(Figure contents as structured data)
-=-=-=-=-

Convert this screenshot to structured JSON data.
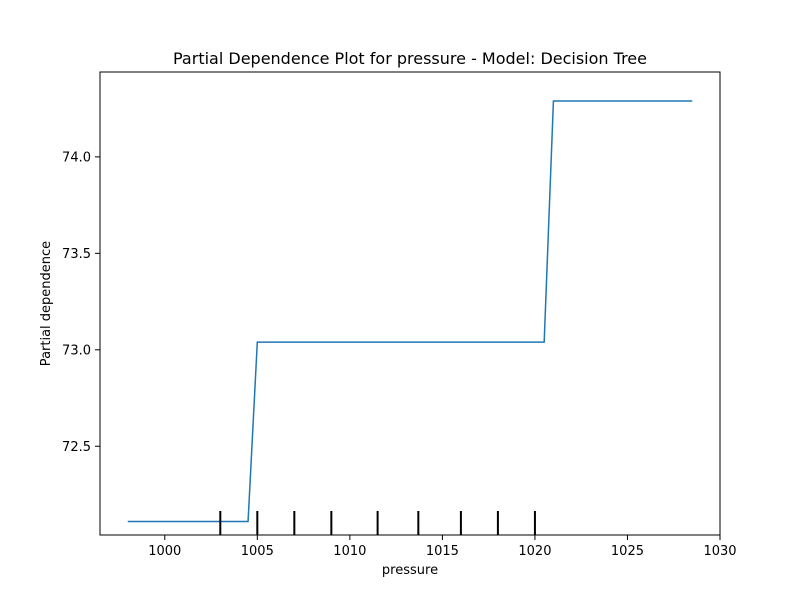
{
  "chart_data": {
    "type": "line",
    "title": "Partial Dependence Plot for pressure - Model: Decision Tree",
    "xlabel": "pressure",
    "ylabel": "Partial dependence",
    "xlim": [
      996.5,
      1030
    ],
    "ylim": [
      72.04,
      74.44
    ],
    "xticks": [
      1000,
      1005,
      1010,
      1015,
      1020,
      1025,
      1030
    ],
    "xtick_labels": [
      "1000",
      "1005",
      "1010",
      "1015",
      "1020",
      "1025",
      "1030"
    ],
    "yticks": [
      72.5,
      73.0,
      73.5,
      74.0
    ],
    "ytick_labels": [
      "72.5",
      "73.0",
      "73.5",
      "74.0"
    ],
    "grid": false,
    "series": [
      {
        "color": "#1f77b4",
        "x": [
          998.0,
          1004.5,
          1005.0,
          1020.5,
          1021.0,
          1028.5
        ],
        "y": [
          72.11,
          72.11,
          73.04,
          73.04,
          74.29,
          74.29
        ]
      }
    ],
    "rug": {
      "color": "#000000",
      "x": [
        1003.0,
        1005.0,
        1007.0,
        1009.0,
        1011.5,
        1013.7,
        1016.0,
        1018.0,
        1020.0
      ]
    }
  }
}
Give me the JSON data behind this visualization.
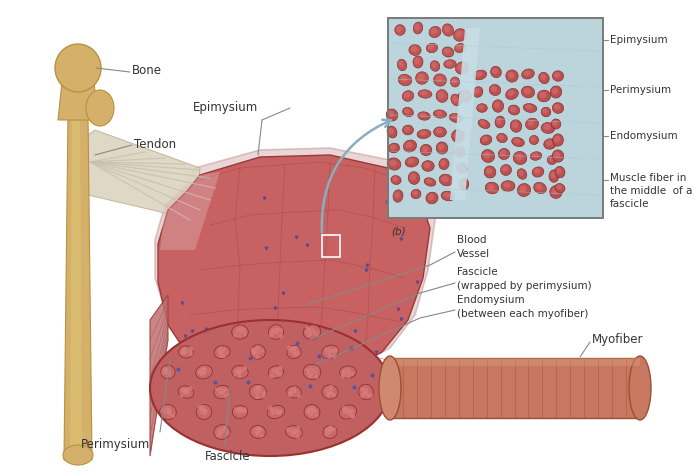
{
  "background_color": "#ffffff",
  "labels": {
    "bone": "Bone",
    "tendon": "Tendon",
    "epimysium_top": "Epimysium",
    "perimysium_bottom": "Perimysium",
    "fascicle_bottom": "Fascicle",
    "blood_vessel": "Blood\nVessel",
    "fascicle_mid": "Fascicle\n(wrapped by perimysium)",
    "endomysium_mid": "Endomysium\n(between each myofiber)",
    "myofiber": "Myofiber",
    "b_label": "(b)",
    "epimysium_right": "Epimysium",
    "perimysium_right": "Perimysium",
    "endomysium_right": "Endomysium",
    "muscle_fiber_right": "Muscle fiber in\nthe middle  of a\nfascicle"
  },
  "bone_color": "#d4b06a",
  "bone_edge": "#b8923e",
  "tendon_color": "#e8ddd0",
  "muscle_color": "#c86060",
  "muscle_edge": "#9a3a3a",
  "micro_bg": "#c8dde5",
  "label_color": "#333333",
  "line_color": "#888888",
  "font_size": 8.5,
  "font_size_s": 7.5
}
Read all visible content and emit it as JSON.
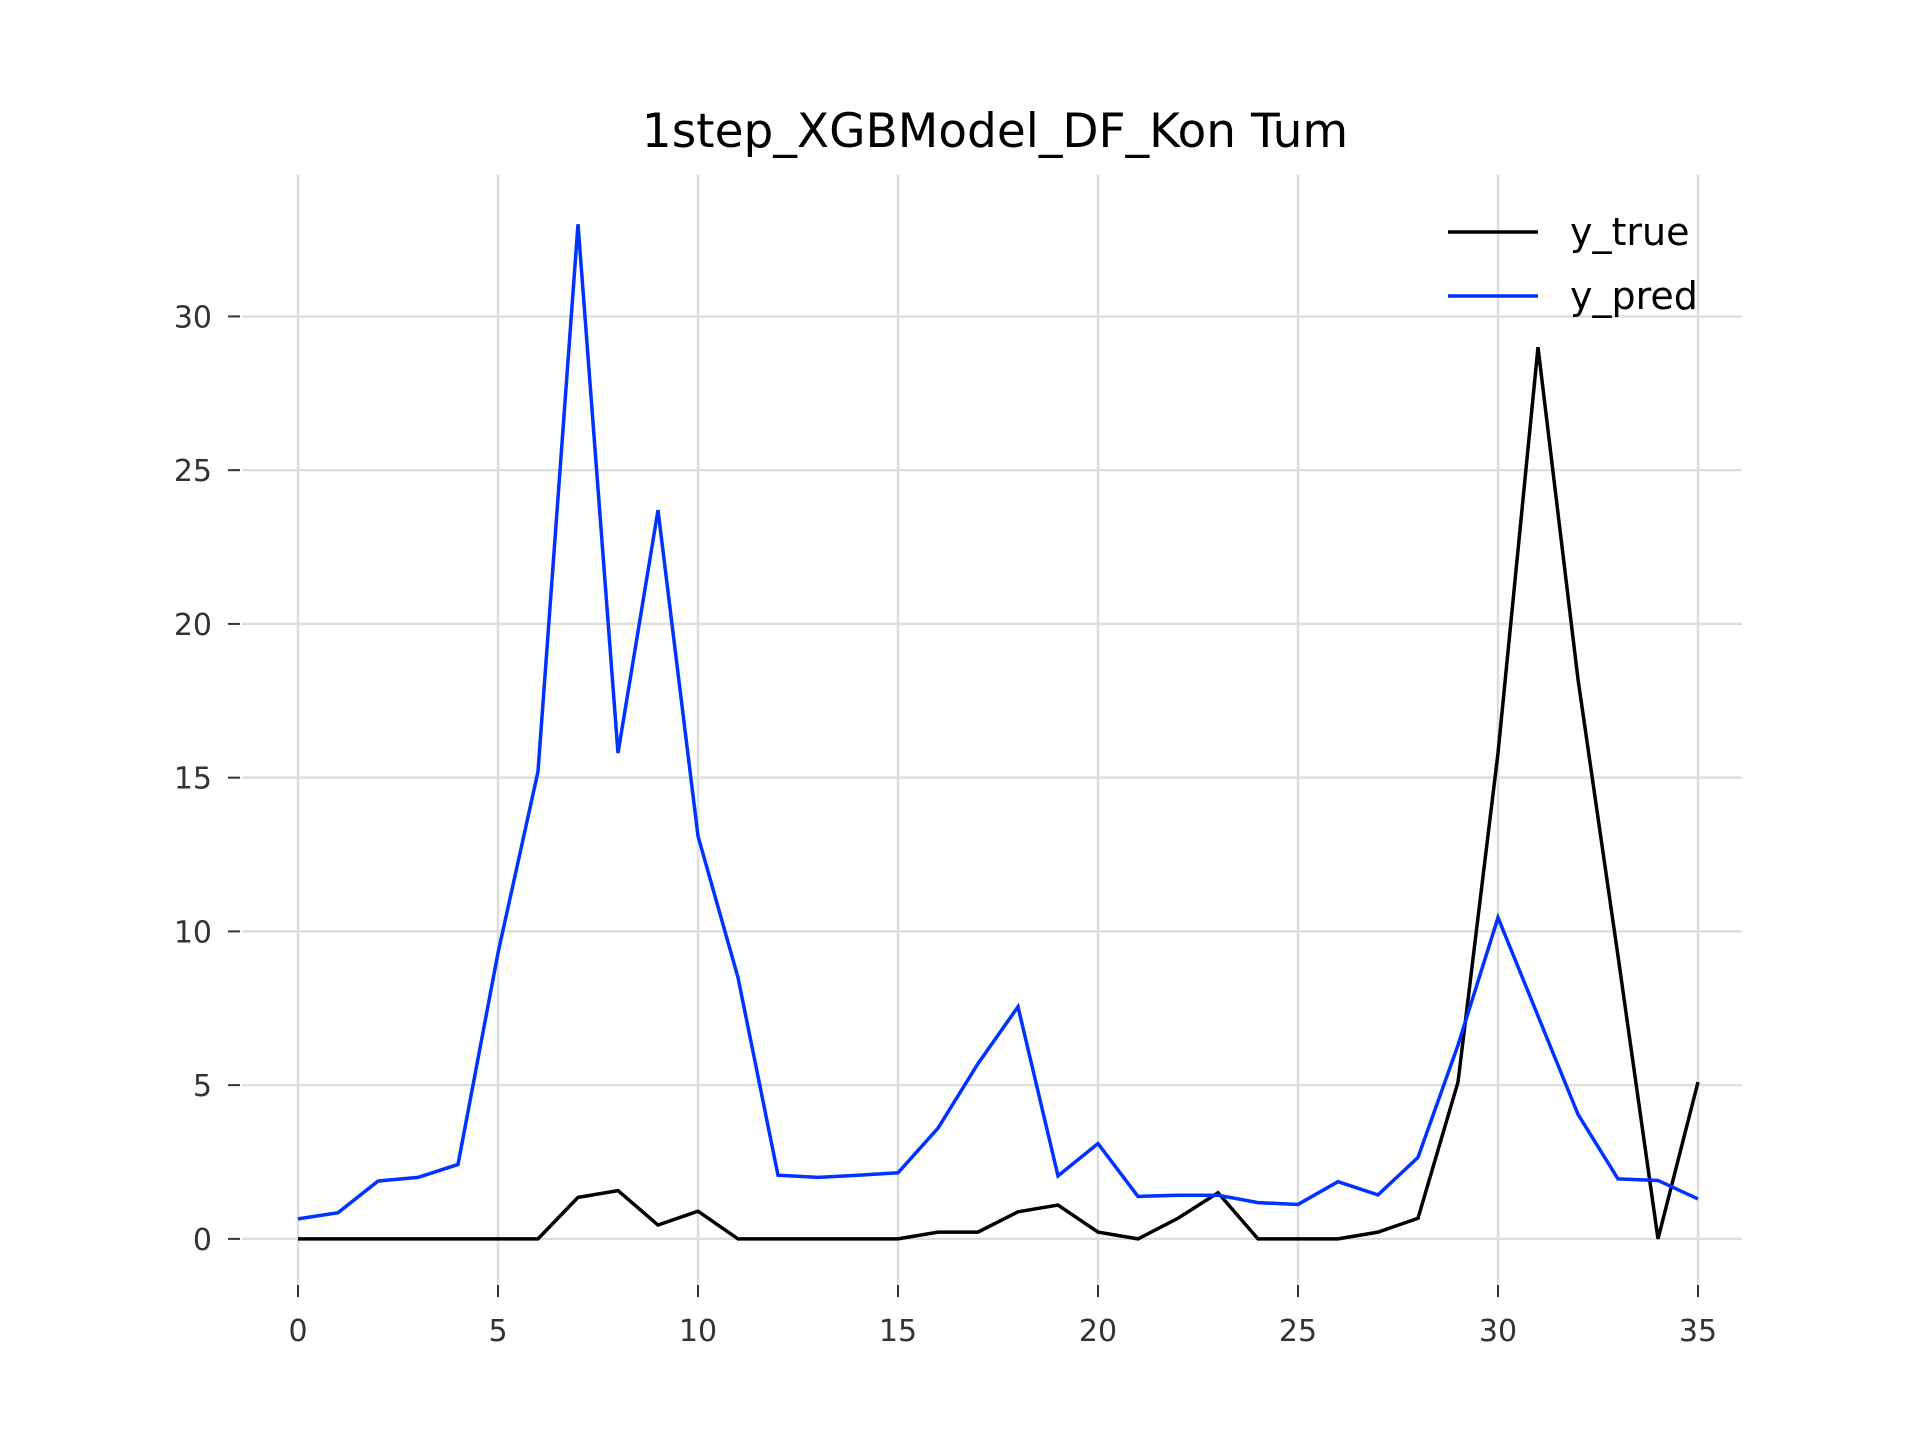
{
  "chart_data": {
    "type": "line",
    "title": "1step_XGBModel_DF_Kon Tum",
    "xlabel": "",
    "ylabel": "",
    "xlim": [
      -1.4,
      36.1
    ],
    "ylim": [
      -1.5,
      34.6
    ],
    "xticks": [
      0,
      5,
      10,
      15,
      20,
      25,
      30,
      35
    ],
    "yticks": [
      0,
      5,
      10,
      15,
      20,
      25,
      30
    ],
    "grid": true,
    "legend_position": "top-right",
    "x": [
      0,
      1,
      2,
      3,
      4,
      5,
      6,
      7,
      8,
      9,
      10,
      11,
      12,
      13,
      14,
      15,
      16,
      17,
      18,
      19,
      20,
      21,
      22,
      23,
      24,
      25,
      26,
      27,
      28,
      29,
      30,
      31,
      32,
      33,
      34,
      35
    ],
    "series": [
      {
        "name": "y_true",
        "color": "#000000",
        "values": [
          0,
          0,
          0,
          0,
          0,
          0,
          0,
          1.35,
          1.57,
          0.45,
          0.9,
          0,
          0,
          0,
          0,
          0,
          0.22,
          0.22,
          0.88,
          1.1,
          0.22,
          0,
          0.67,
          1.5,
          0,
          0,
          0,
          0.22,
          0.67,
          5.1,
          15.8,
          29,
          18.2,
          9.2,
          0,
          5.1
        ]
      },
      {
        "name": "y_pred",
        "color": "#0033ff",
        "values": [
          0.65,
          0.85,
          1.88,
          2.0,
          2.42,
          9.3,
          15.2,
          33.0,
          15.8,
          23.7,
          13.1,
          8.5,
          2.07,
          2.0,
          2.07,
          2.15,
          3.6,
          5.7,
          7.55,
          2.05,
          3.1,
          1.38,
          1.42,
          1.42,
          1.18,
          1.12,
          1.86,
          1.43,
          2.65,
          6.3,
          10.45,
          7.25,
          4.05,
          1.95,
          1.9,
          1.3
        ]
      }
    ]
  }
}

-=-=-=-=-

**Task description**
Quote every line of the records above exactly; no picture is to be copied.

**Result**
Convert this screenshot to structured JSON data.
{
  "chart_data": {
    "type": "line",
    "title": "Partial Dependence Plot for pressure - Model: Decision Tree",
    "xlabel": "pressure",
    "ylabel": "Partial dependence",
    "xlim": [
      996.5,
      1030
    ],
    "ylim": [
      72.04,
      74.44
    ],
    "xticks": [
      1000,
      1005,
      1010,
      1015,
      1020,
      1025,
      1030
    ],
    "xtick_labels": [
      "1000",
      "1005",
      "1010",
      "1015",
      "1020",
      "1025",
      "1030"
    ],
    "yticks": [
      72.5,
      73.0,
      73.5,
      74.0
    ],
    "ytick_labels": [
      "72.5",
      "73.0",
      "73.5",
      "74.0"
    ],
    "grid": false,
    "series": [
      {
        "color": "#1f77b4",
        "x": [
          998.0,
          1004.5,
          1005.0,
          1020.5,
          1021.0,
          1028.5
        ],
        "y": [
          72.11,
          72.11,
          73.04,
          73.04,
          74.29,
          74.29
        ]
      }
    ],
    "rug": {
      "color": "#000000",
      "x": [
        1003.0,
        1005.0,
        1007.0,
        1009.0,
        1011.5,
        1013.7,
        1016.0,
        1018.0,
        1020.0
      ]
    }
  }
}
Give me the JSON data behind this visualization.
{
  "background_color": "#ffffff",
  "labels": {
    "bone": "Bone",
    "tendon": "Tendon",
    "epimysium_top": "Epimysium",
    "perimysium_bottom": "Perimysium",
    "fascicle_bottom": "Fascicle",
    "blood_vessel": "Blood\nVessel",
    "fascicle_mid": "Fascicle\n(wrapped by perimysium)",
    "endomysium_mid": "Endomysium\n(between each myofiber)",
    "myofiber": "Myofiber",
    "b_label": "(b)",
    "epimysium_right": "Epimysium",
    "perimysium_right": "Perimysium",
    "endomysium_right": "Endomysium",
    "muscle_fiber_right": "Muscle fiber in\nthe middle  of a\nfascicle"
  },
  "bone_color": "#d4b06a",
  "bone_edge": "#b8923e",
  "tendon_color": "#e8ddd0",
  "muscle_color": "#c86060",
  "muscle_edge": "#9a3a3a",
  "micro_bg": "#c8dde5",
  "label_color": "#333333",
  "line_color": "#888888",
  "font_size": 8.5,
  "font_size_s": 7.5
}
Read all visible content and emit it as JSON.
{
  "chart_data": {
    "type": "line",
    "title": "1step_XGBModel_DF_Kon Tum",
    "xlabel": "",
    "ylabel": "",
    "xlim": [
      -1.4,
      36.1
    ],
    "ylim": [
      -1.5,
      34.6
    ],
    "xticks": [
      0,
      5,
      10,
      15,
      20,
      25,
      30,
      35
    ],
    "yticks": [
      0,
      5,
      10,
      15,
      20,
      25,
      30
    ],
    "grid": true,
    "legend_position": "top-right",
    "x": [
      0,
      1,
      2,
      3,
      4,
      5,
      6,
      7,
      8,
      9,
      10,
      11,
      12,
      13,
      14,
      15,
      16,
      17,
      18,
      19,
      20,
      21,
      22,
      23,
      24,
      25,
      26,
      27,
      28,
      29,
      30,
      31,
      32,
      33,
      34,
      35
    ],
    "series": [
      {
        "name": "y_true",
        "color": "#000000",
        "values": [
          0,
          0,
          0,
          0,
          0,
          0,
          0,
          1.35,
          1.57,
          0.45,
          0.9,
          0,
          0,
          0,
          0,
          0,
          0.22,
          0.22,
          0.88,
          1.1,
          0.22,
          0,
          0.67,
          1.5,
          0,
          0,
          0,
          0.22,
          0.67,
          5.1,
          15.8,
          29,
          18.2,
          9.2,
          0,
          5.1
        ]
      },
      {
        "name": "y_pred",
        "color": "#0033ff",
        "values": [
          0.65,
          0.85,
          1.88,
          2.0,
          2.42,
          9.3,
          15.2,
          33.0,
          15.8,
          23.7,
          13.1,
          8.5,
          2.07,
          2.0,
          2.07,
          2.15,
          3.6,
          5.7,
          7.55,
          2.05,
          3.1,
          1.38,
          1.42,
          1.42,
          1.18,
          1.12,
          1.86,
          1.43,
          2.65,
          6.3,
          10.45,
          7.25,
          4.05,
          1.95,
          1.9,
          1.3
        ]
      }
    ]
  }
}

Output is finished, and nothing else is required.